> [Exercise aim]: All of the entries need to be written out again, exactly as they are.

-- Start --

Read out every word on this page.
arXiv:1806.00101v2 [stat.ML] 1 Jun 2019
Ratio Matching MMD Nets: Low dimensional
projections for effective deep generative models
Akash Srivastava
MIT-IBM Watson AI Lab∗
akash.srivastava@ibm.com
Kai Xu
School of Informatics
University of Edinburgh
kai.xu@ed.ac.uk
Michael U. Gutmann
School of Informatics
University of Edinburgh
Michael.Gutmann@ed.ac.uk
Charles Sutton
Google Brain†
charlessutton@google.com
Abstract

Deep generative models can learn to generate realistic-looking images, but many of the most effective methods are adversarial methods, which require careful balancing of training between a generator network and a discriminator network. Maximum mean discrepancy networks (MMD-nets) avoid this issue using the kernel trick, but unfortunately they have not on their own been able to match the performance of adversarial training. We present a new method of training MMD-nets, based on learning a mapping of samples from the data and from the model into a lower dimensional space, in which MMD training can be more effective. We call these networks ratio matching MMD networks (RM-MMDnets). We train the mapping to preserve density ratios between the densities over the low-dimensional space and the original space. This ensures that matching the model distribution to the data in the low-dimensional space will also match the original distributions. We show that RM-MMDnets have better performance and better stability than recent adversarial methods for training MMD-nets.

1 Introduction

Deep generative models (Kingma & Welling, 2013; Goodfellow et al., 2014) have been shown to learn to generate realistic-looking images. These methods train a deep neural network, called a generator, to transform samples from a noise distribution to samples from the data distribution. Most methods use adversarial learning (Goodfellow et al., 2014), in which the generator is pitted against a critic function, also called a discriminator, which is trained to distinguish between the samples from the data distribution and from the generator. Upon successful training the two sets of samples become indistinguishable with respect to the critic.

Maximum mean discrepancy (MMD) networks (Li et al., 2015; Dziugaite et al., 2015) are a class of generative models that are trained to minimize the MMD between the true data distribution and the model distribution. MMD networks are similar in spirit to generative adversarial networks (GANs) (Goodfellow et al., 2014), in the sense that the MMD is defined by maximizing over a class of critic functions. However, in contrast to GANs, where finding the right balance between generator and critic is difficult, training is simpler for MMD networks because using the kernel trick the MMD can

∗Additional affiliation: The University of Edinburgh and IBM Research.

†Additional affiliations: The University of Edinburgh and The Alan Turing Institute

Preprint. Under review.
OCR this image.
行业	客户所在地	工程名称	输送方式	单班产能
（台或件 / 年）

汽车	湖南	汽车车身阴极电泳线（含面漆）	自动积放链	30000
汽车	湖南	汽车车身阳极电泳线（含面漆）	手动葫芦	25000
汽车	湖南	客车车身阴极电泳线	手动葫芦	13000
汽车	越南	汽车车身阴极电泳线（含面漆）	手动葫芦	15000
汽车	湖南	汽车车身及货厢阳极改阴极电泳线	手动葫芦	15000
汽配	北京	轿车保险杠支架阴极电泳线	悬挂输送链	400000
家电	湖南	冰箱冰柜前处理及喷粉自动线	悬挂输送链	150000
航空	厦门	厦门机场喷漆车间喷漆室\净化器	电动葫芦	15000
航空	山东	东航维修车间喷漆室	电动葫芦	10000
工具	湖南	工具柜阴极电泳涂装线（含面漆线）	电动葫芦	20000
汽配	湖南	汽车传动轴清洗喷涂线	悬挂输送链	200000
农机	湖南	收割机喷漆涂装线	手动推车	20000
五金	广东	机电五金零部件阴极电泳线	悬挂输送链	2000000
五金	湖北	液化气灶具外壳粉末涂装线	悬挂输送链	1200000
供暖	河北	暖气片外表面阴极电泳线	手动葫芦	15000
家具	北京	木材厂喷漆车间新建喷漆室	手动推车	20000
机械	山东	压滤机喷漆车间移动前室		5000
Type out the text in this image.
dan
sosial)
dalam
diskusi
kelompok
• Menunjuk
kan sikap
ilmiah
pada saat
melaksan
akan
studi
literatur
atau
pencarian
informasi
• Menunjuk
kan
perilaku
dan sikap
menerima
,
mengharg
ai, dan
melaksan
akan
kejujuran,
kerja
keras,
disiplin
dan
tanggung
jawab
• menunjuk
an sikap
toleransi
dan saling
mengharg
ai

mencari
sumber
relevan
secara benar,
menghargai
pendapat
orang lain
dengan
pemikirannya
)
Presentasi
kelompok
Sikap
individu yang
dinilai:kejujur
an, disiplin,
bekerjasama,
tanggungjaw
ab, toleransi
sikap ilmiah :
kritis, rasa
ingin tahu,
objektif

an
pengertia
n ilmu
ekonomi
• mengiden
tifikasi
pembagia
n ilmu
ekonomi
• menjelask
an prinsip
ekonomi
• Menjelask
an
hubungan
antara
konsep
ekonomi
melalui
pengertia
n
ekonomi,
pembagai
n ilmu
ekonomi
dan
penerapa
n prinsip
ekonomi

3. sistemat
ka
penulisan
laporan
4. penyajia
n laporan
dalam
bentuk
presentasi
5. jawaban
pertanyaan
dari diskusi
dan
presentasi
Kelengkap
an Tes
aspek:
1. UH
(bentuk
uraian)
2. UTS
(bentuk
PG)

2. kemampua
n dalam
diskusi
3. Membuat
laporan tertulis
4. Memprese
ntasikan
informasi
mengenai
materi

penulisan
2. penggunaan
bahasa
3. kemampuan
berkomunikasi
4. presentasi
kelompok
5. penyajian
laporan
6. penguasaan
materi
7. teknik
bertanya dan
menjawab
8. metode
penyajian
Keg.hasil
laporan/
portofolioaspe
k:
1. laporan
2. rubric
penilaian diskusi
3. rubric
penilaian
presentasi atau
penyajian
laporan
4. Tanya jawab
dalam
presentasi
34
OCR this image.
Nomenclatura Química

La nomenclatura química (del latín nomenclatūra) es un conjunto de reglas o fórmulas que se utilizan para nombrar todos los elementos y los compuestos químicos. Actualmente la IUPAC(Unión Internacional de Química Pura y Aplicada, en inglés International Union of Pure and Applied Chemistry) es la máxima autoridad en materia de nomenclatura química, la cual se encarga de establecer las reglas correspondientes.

-- End --

> [Exercise result]:
Read out every word on this page.
arXiv:1806.00101v2 [stat.ML] 1 Jun 2019
Ratio Matching MMD Nets: Low dimensional
projections for effective deep generative models
Akash Srivastava
MIT-IBM Watson AI Lab∗
akash.srivastava@ibm.com
Kai Xu
School of Informatics
University of Edinburgh
kai.xu@ed.ac.uk
Michael U. Gutmann
School of Informatics
University of Edinburgh
Michael.Gutmann@ed.ac.uk
Charles Sutton
Google Brain†
charlessutton@google.com
Abstract

Deep generative models can learn to generate realistic-looking images, but many of the most effective methods are adversarial methods, which require careful balancing of training between a generator network and a discriminator network. Maximum mean discrepancy networks (MMD-nets) avoid this issue using the kernel trick, but unfortunately they have not on their own been able to match the performance of adversarial training. We present a new method of training MMD-nets, based on learning a mapping of samples from the data and from the model into a lower dimensional space, in which MMD training can be more effective. We call these networks ratio matching MMD networks (RM-MMDnets). We train the mapping to preserve density ratios between the densities over the low-dimensional space and the original space. This ensures that matching the model distribution to the data in the low-dimensional space will also match the original distributions. We show that RM-MMDnets have better performance and better stability than recent adversarial methods for training MMD-nets.

1 Introduction

Deep generative models (Kingma & Welling, 2013; Goodfellow et al., 2014) have been shown to learn to generate realistic-looking images. These methods train a deep neural network, called a generator, to transform samples from a noise distribution to samples from the data distribution. Most methods use adversarial learning (Goodfellow et al., 2014), in which the generator is pitted against a critic function, also called a discriminator, which is trained to distinguish between the samples from the data distribution and from the generator. Upon successful training the two sets of samples become indistinguishable with respect to the critic.

Maximum mean discrepancy (MMD) networks (Li et al., 2015; Dziugaite et al., 2015) are a class of generative models that are trained to minimize the MMD between the true data distribution and the model distribution. MMD networks are similar in spirit to generative adversarial networks (GANs) (Goodfellow et al., 2014), in the sense that the MMD is defined by maximizing over a class of critic functions. However, in contrast to GANs, where finding the right balance between generator and critic is difficult, training is simpler for MMD networks because using the kernel trick the MMD can

∗Additional affiliation: The University of Edinburgh and IBM Research.

†Additional affiliations: The University of Edinburgh and The Alan Turing Institute

Preprint. Under review.
OCR this image.
行业	客户所在地	工程名称	输送方式	单班产能
（台或件 / 年）

汽车	湖南	汽车车身阴极电泳线（含面漆）	自动积放链	30000
汽车	湖南	汽车车身阳极电泳线（含面漆）	手动葫芦	25000
汽车	湖南	客车车身阴极电泳线	手动葫芦	13000
汽车	越南	汽车车身阴极电泳线（含面漆）	手动葫芦	15000
汽车	湖南	汽车车身及货厢阳极改阴极电泳线	手动葫芦	15000
汽配	北京	轿车保险杠支架阴极电泳线	悬挂输送链	400000
家电	湖南	冰箱冰柜前处理及喷粉自动线	悬挂输送链	150000
航空	厦门	厦门机场喷漆车间喷漆室\净化器	电动葫芦	15000
航空	山东	东航维修车间喷漆室	电动葫芦	10000
工具	湖南	工具柜阴极电泳涂装线（含面漆线）	电动葫芦	20000
汽配	湖南	汽车传动轴清洗喷涂线	悬挂输送链	200000
农机	湖南	收割机喷漆涂装线	手动推车	20000
五金	广东	机电五金零部件阴极电泳线	悬挂输送链	2000000
五金	湖北	液化气灶具外壳粉末涂装线	悬挂输送链	1200000
供暖	河北	暖气片外表面阴极电泳线	手动葫芦	15000
家具	北京	木材厂喷漆车间新建喷漆室	手动推车	20000
机械	山东	压滤机喷漆车间移动前室		5000
Type out the text in this image.
dan
sosial)
dalam
diskusi
kelompok
• Menunjuk
kan sikap
ilmiah
pada saat
melaksan
akan
studi
literatur
atau
pencarian
informasi
• Menunjuk
kan
perilaku
dan sikap
menerima
,
mengharg
ai, dan
melaksan
akan
kejujuran,
kerja
keras,
disiplin
dan
tanggung
jawab
• menunjuk
an sikap
toleransi
dan saling
mengharg
ai

mencari
sumber
relevan
secara benar,
menghargai
pendapat
orang lain
dengan
pemikirannya
)
Presentasi
kelompok
Sikap
individu yang
dinilai:kejujur
an, disiplin,
bekerjasama,
tanggungjaw
ab, toleransi
sikap ilmiah :
kritis, rasa
ingin tahu,
objektif

an
pengertia
n ilmu
ekonomi
• mengiden
tifikasi
pembagia
n ilmu
ekonomi
• menjelask
an prinsip
ekonomi
• Menjelask
an
hubungan
antara
konsep
ekonomi
melalui
pengertia
n
ekonomi,
pembagai
n ilmu
ekonomi
dan
penerapa
n prinsip
ekonomi

3. sistemat
ka
penulisan
laporan
4. penyajia
n laporan
dalam
bentuk
presentasi
5. jawaban
pertanyaan
dari diskusi
dan
presentasi
Kelengkap
an Tes
aspek:
1. UH
(bentuk
uraian)
2. UTS
(bentuk
PG)

2. kemampua
n dalam
diskusi
3. Membuat
laporan tertulis
4. Memprese
ntasikan
informasi
mengenai
materi

penulisan
2. penggunaan
bahasa
3. kemampuan
berkomunikasi
4. presentasi
kelompok
5. penyajian
laporan
6. penguasaan
materi
7. teknik
bertanya dan
menjawab
8. metode
penyajian
Keg.hasil
laporan/
portofolioaspe
k:
1. laporan
2. rubric
penilaian diskusi
3. rubric
penilaian
presentasi atau
penyajian
laporan
4. Tanya jawab
dalam
presentasi
34
OCR this image.
Nomenclatura Química

La nomenclatura química (del latín nomenclatūra) es un conjunto de reglas o fórmulas que se utilizan para nombrar todos los elementos y los compuestos químicos. Actualmente la IUPAC(Unión Internacional de Química Pura y Aplicada, en inglés International Union of Pure and Applied Chemistry) es la máxima autoridad en materia de nomenclatura química, la cual se encarga de establecer las reglas correspondientes.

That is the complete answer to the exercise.